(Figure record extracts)
━━━━━━━━━━━━━━━━━━━━━━━━━━━━━━

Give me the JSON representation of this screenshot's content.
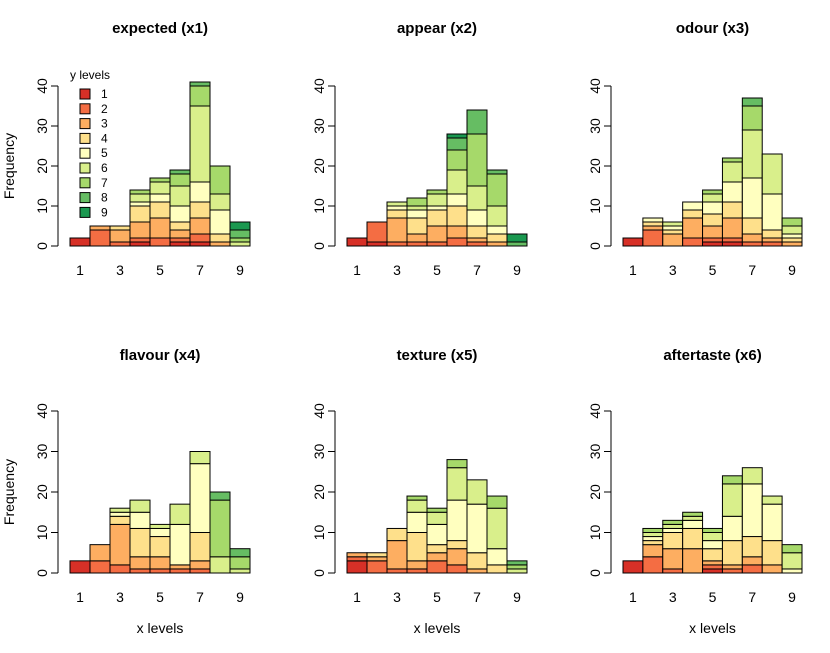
{
  "figure": {
    "xlabel": "x levels",
    "ylabel": "Frequency",
    "legend": {
      "title": "y levels",
      "placement": "top-left of first panel",
      "labels": [
        "1",
        "2",
        "3",
        "4",
        "5",
        "6",
        "7",
        "8",
        "9"
      ]
    }
  },
  "colors": [
    "#d73027",
    "#f46d43",
    "#fdae61",
    "#fee08b",
    "#ffffbf",
    "#d9ef8b",
    "#a6d96a",
    "#66bd63",
    "#1a9850"
  ],
  "chart_data": [
    {
      "type": "bar",
      "stacked": true,
      "title": "expected (x1)",
      "categories": [
        1,
        2,
        3,
        4,
        5,
        6,
        7,
        8,
        9
      ],
      "x_ticks": [
        1,
        3,
        5,
        7,
        9
      ],
      "ylim": [
        0,
        40
      ],
      "y_ticks": [
        0,
        10,
        20,
        30,
        40
      ],
      "stacks": [
        [
          2
        ],
        [
          0,
          4,
          1
        ],
        [
          0,
          1,
          3,
          1
        ],
        [
          1,
          1,
          4,
          4,
          1,
          2,
          1
        ],
        [
          0,
          2,
          5,
          4,
          2,
          3,
          1
        ],
        [
          1,
          1,
          2,
          2,
          4,
          5,
          3,
          1
        ],
        [
          1,
          2,
          4,
          4,
          5,
          19,
          5,
          1
        ],
        [
          0,
          0,
          1,
          2,
          6,
          4,
          7
        ],
        [
          0,
          0,
          0,
          0,
          0,
          1,
          1,
          2,
          2
        ]
      ]
    },
    {
      "type": "bar",
      "stacked": true,
      "title": "appear (x2)",
      "categories": [
        1,
        2,
        3,
        4,
        5,
        6,
        7,
        8,
        9
      ],
      "x_ticks": [
        1,
        3,
        5,
        7,
        9
      ],
      "ylim": [
        0,
        40
      ],
      "y_ticks": [
        0,
        10,
        20,
        30,
        40
      ],
      "stacks": [
        [
          2
        ],
        [
          1,
          5
        ],
        [
          0,
          1,
          6,
          2,
          1,
          1
        ],
        [
          0,
          1,
          2,
          4,
          2,
          1,
          2
        ],
        [
          0,
          1,
          4,
          4,
          1,
          3,
          1
        ],
        [
          0,
          2,
          3,
          5,
          3,
          6,
          5,
          3,
          1
        ],
        [
          0,
          1,
          1,
          3,
          4,
          6,
          13,
          6
        ],
        [
          0,
          0,
          1,
          2,
          2,
          5,
          8,
          1
        ],
        [
          0,
          0,
          0,
          0,
          0,
          0,
          0,
          1,
          2
        ]
      ]
    },
    {
      "type": "bar",
      "stacked": true,
      "title": "odour (x3)",
      "categories": [
        1,
        2,
        3,
        4,
        5,
        6,
        7,
        8,
        9
      ],
      "x_ticks": [
        1,
        3,
        5,
        7,
        9
      ],
      "ylim": [
        0,
        40
      ],
      "y_ticks": [
        0,
        10,
        20,
        30,
        40
      ],
      "stacks": [
        [
          2
        ],
        [
          0,
          4,
          1,
          1,
          1
        ],
        [
          0,
          0,
          3,
          1,
          1,
          1
        ],
        [
          0,
          2,
          5,
          2,
          2
        ],
        [
          1,
          1,
          3,
          3,
          3,
          2,
          1
        ],
        [
          1,
          1,
          5,
          4,
          5,
          5,
          1
        ],
        [
          0,
          1,
          2,
          4,
          10,
          12,
          6,
          2
        ],
        [
          0,
          1,
          1,
          2,
          9,
          10
        ],
        [
          0,
          0,
          1,
          1,
          1,
          2,
          2
        ]
      ]
    },
    {
      "type": "bar",
      "stacked": true,
      "title": "flavour (x4)",
      "categories": [
        1,
        2,
        3,
        4,
        5,
        6,
        7,
        8,
        9
      ],
      "x_ticks": [
        1,
        3,
        5,
        7,
        9
      ],
      "ylim": [
        0,
        40
      ],
      "y_ticks": [
        0,
        10,
        20,
        30,
        40
      ],
      "stacks": [
        [
          3
        ],
        [
          0,
          3,
          4
        ],
        [
          0,
          2,
          10,
          2,
          1,
          1
        ],
        [
          0,
          1,
          3,
          7,
          4,
          3
        ],
        [
          0,
          1,
          3,
          5,
          2,
          1
        ],
        [
          0,
          1,
          1,
          0,
          10,
          5
        ],
        [
          0,
          1,
          2,
          7,
          17,
          3
        ],
        [
          0,
          0,
          0,
          0,
          0,
          4,
          14,
          2
        ],
        [
          0,
          0,
          0,
          0,
          0,
          1,
          3,
          2
        ]
      ]
    },
    {
      "type": "bar",
      "stacked": true,
      "title": "texture (x5)",
      "categories": [
        1,
        2,
        3,
        4,
        5,
        6,
        7,
        8,
        9
      ],
      "x_ticks": [
        1,
        3,
        5,
        7,
        9
      ],
      "ylim": [
        0,
        40
      ],
      "y_ticks": [
        0,
        10,
        20,
        30,
        40
      ],
      "stacks": [
        [
          3,
          1,
          1
        ],
        [
          0,
          3,
          1,
          1
        ],
        [
          0,
          1,
          7,
          3
        ],
        [
          0,
          1,
          2,
          7,
          5,
          3,
          1
        ],
        [
          0,
          3,
          2,
          2,
          5,
          3,
          1
        ],
        [
          0,
          2,
          4,
          2,
          10,
          8,
          2
        ],
        [
          0,
          0,
          1,
          4,
          12,
          6
        ],
        [
          0,
          0,
          0,
          2,
          4,
          10,
          3
        ],
        [
          0,
          0,
          0,
          0,
          0,
          1,
          1,
          1
        ]
      ]
    },
    {
      "type": "bar",
      "stacked": true,
      "title": "aftertaste (x6)",
      "categories": [
        1,
        2,
        3,
        4,
        5,
        6,
        7,
        8,
        9
      ],
      "x_ticks": [
        1,
        3,
        5,
        7,
        9
      ],
      "ylim": [
        0,
        40
      ],
      "y_ticks": [
        0,
        10,
        20,
        30,
        40
      ],
      "stacks": [
        [
          3
        ],
        [
          0,
          4,
          3,
          1,
          1,
          1,
          1
        ],
        [
          0,
          1,
          5,
          4,
          1,
          1,
          1
        ],
        [
          0,
          0,
          6,
          5,
          2,
          1,
          1
        ],
        [
          1,
          1,
          1,
          3,
          2,
          2,
          1
        ],
        [
          0,
          1,
          1,
          6,
          6,
          8,
          2
        ],
        [
          0,
          2,
          2,
          5,
          13,
          4
        ],
        [
          0,
          0,
          2,
          6,
          9,
          2
        ],
        [
          0,
          0,
          0,
          0,
          1,
          4,
          2
        ]
      ]
    }
  ]
}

━━━━━━━━━━━━━━━━━━━━━━━━━━━━━━

Give every record again exactly, apart from the pictures, which stay out.

Task solution
Give me the JSON representation of this screenshot's content.
{
  "figure": {
    "xlabel": "x levels",
    "ylabel": "Frequency",
    "legend": {
      "title": "y levels",
      "placement": "top-left of first panel",
      "labels": [
        "1",
        "2",
        "3",
        "4",
        "5",
        "6",
        "7",
        "8",
        "9"
      ]
    }
  },
  "colors": [
    "#d73027",
    "#f46d43",
    "#fdae61",
    "#fee08b",
    "#ffffbf",
    "#d9ef8b",
    "#a6d96a",
    "#66bd63",
    "#1a9850"
  ],
  "chart_data": [
    {
      "type": "bar",
      "stacked": true,
      "title": "expected (x1)",
      "categories": [
        1,
        2,
        3,
        4,
        5,
        6,
        7,
        8,
        9
      ],
      "x_ticks": [
        1,
        3,
        5,
        7,
        9
      ],
      "ylim": [
        0,
        40
      ],
      "y_ticks": [
        0,
        10,
        20,
        30,
        40
      ],
      "stacks": [
        [
          2
        ],
        [
          0,
          4,
          1
        ],
        [
          0,
          1,
          3,
          1
        ],
        [
          1,
          1,
          4,
          4,
          1,
          2,
          1
        ],
        [
          0,
          2,
          5,
          4,
          2,
          3,
          1
        ],
        [
          1,
          1,
          2,
          2,
          4,
          5,
          3,
          1
        ],
        [
          1,
          2,
          4,
          4,
          5,
          19,
          5,
          1
        ],
        [
          0,
          0,
          1,
          2,
          6,
          4,
          7
        ],
        [
          0,
          0,
          0,
          0,
          0,
          1,
          1,
          2,
          2
        ]
      ]
    },
    {
      "type": "bar",
      "stacked": true,
      "title": "appear (x2)",
      "categories": [
        1,
        2,
        3,
        4,
        5,
        6,
        7,
        8,
        9
      ],
      "x_ticks": [
        1,
        3,
        5,
        7,
        9
      ],
      "ylim": [
        0,
        40
      ],
      "y_ticks": [
        0,
        10,
        20,
        30,
        40
      ],
      "stacks": [
        [
          2
        ],
        [
          1,
          5
        ],
        [
          0,
          1,
          6,
          2,
          1,
          1
        ],
        [
          0,
          1,
          2,
          4,
          2,
          1,
          2
        ],
        [
          0,
          1,
          4,
          4,
          1,
          3,
          1
        ],
        [
          0,
          2,
          3,
          5,
          3,
          6,
          5,
          3,
          1
        ],
        [
          0,
          1,
          1,
          3,
          4,
          6,
          13,
          6
        ],
        [
          0,
          0,
          1,
          2,
          2,
          5,
          8,
          1
        ],
        [
          0,
          0,
          0,
          0,
          0,
          0,
          0,
          1,
          2
        ]
      ]
    },
    {
      "type": "bar",
      "stacked": true,
      "title": "odour (x3)",
      "categories": [
        1,
        2,
        3,
        4,
        5,
        6,
        7,
        8,
        9
      ],
      "x_ticks": [
        1,
        3,
        5,
        7,
        9
      ],
      "ylim": [
        0,
        40
      ],
      "y_ticks": [
        0,
        10,
        20,
        30,
        40
      ],
      "stacks": [
        [
          2
        ],
        [
          0,
          4,
          1,
          1,
          1
        ],
        [
          0,
          0,
          3,
          1,
          1,
          1
        ],
        [
          0,
          2,
          5,
          2,
          2
        ],
        [
          1,
          1,
          3,
          3,
          3,
          2,
          1
        ],
        [
          1,
          1,
          5,
          4,
          5,
          5,
          1
        ],
        [
          0,
          1,
          2,
          4,
          10,
          12,
          6,
          2
        ],
        [
          0,
          1,
          1,
          2,
          9,
          10
        ],
        [
          0,
          0,
          1,
          1,
          1,
          2,
          2
        ]
      ]
    },
    {
      "type": "bar",
      "stacked": true,
      "title": "flavour (x4)",
      "categories": [
        1,
        2,
        3,
        4,
        5,
        6,
        7,
        8,
        9
      ],
      "x_ticks": [
        1,
        3,
        5,
        7,
        9
      ],
      "ylim": [
        0,
        40
      ],
      "y_ticks": [
        0,
        10,
        20,
        30,
        40
      ],
      "stacks": [
        [
          3
        ],
        [
          0,
          3,
          4
        ],
        [
          0,
          2,
          10,
          2,
          1,
          1
        ],
        [
          0,
          1,
          3,
          7,
          4,
          3
        ],
        [
          0,
          1,
          3,
          5,
          2,
          1
        ],
        [
          0,
          1,
          1,
          0,
          10,
          5
        ],
        [
          0,
          1,
          2,
          7,
          17,
          3
        ],
        [
          0,
          0,
          0,
          0,
          0,
          4,
          14,
          2
        ],
        [
          0,
          0,
          0,
          0,
          0,
          1,
          3,
          2
        ]
      ]
    },
    {
      "type": "bar",
      "stacked": true,
      "title": "texture (x5)",
      "categories": [
        1,
        2,
        3,
        4,
        5,
        6,
        7,
        8,
        9
      ],
      "x_ticks": [
        1,
        3,
        5,
        7,
        9
      ],
      "ylim": [
        0,
        40
      ],
      "y_ticks": [
        0,
        10,
        20,
        30,
        40
      ],
      "stacks": [
        [
          3,
          1,
          1
        ],
        [
          0,
          3,
          1,
          1
        ],
        [
          0,
          1,
          7,
          3
        ],
        [
          0,
          1,
          2,
          7,
          5,
          3,
          1
        ],
        [
          0,
          3,
          2,
          2,
          5,
          3,
          1
        ],
        [
          0,
          2,
          4,
          2,
          10,
          8,
          2
        ],
        [
          0,
          0,
          1,
          4,
          12,
          6
        ],
        [
          0,
          0,
          0,
          2,
          4,
          10,
          3
        ],
        [
          0,
          0,
          0,
          0,
          0,
          1,
          1,
          1
        ]
      ]
    },
    {
      "type": "bar",
      "stacked": true,
      "title": "aftertaste (x6)",
      "categories": [
        1,
        2,
        3,
        4,
        5,
        6,
        7,
        8,
        9
      ],
      "x_ticks": [
        1,
        3,
        5,
        7,
        9
      ],
      "ylim": [
        0,
        40
      ],
      "y_ticks": [
        0,
        10,
        20,
        30,
        40
      ],
      "stacks": [
        [
          3
        ],
        [
          0,
          4,
          3,
          1,
          1,
          1,
          1
        ],
        [
          0,
          1,
          5,
          4,
          1,
          1,
          1
        ],
        [
          0,
          0,
          6,
          5,
          2,
          1,
          1
        ],
        [
          1,
          1,
          1,
          3,
          2,
          2,
          1
        ],
        [
          0,
          1,
          1,
          6,
          6,
          8,
          2
        ],
        [
          0,
          2,
          2,
          5,
          13,
          4
        ],
        [
          0,
          0,
          2,
          6,
          9,
          2
        ],
        [
          0,
          0,
          0,
          0,
          1,
          4,
          2
        ]
      ]
    }
  ]
}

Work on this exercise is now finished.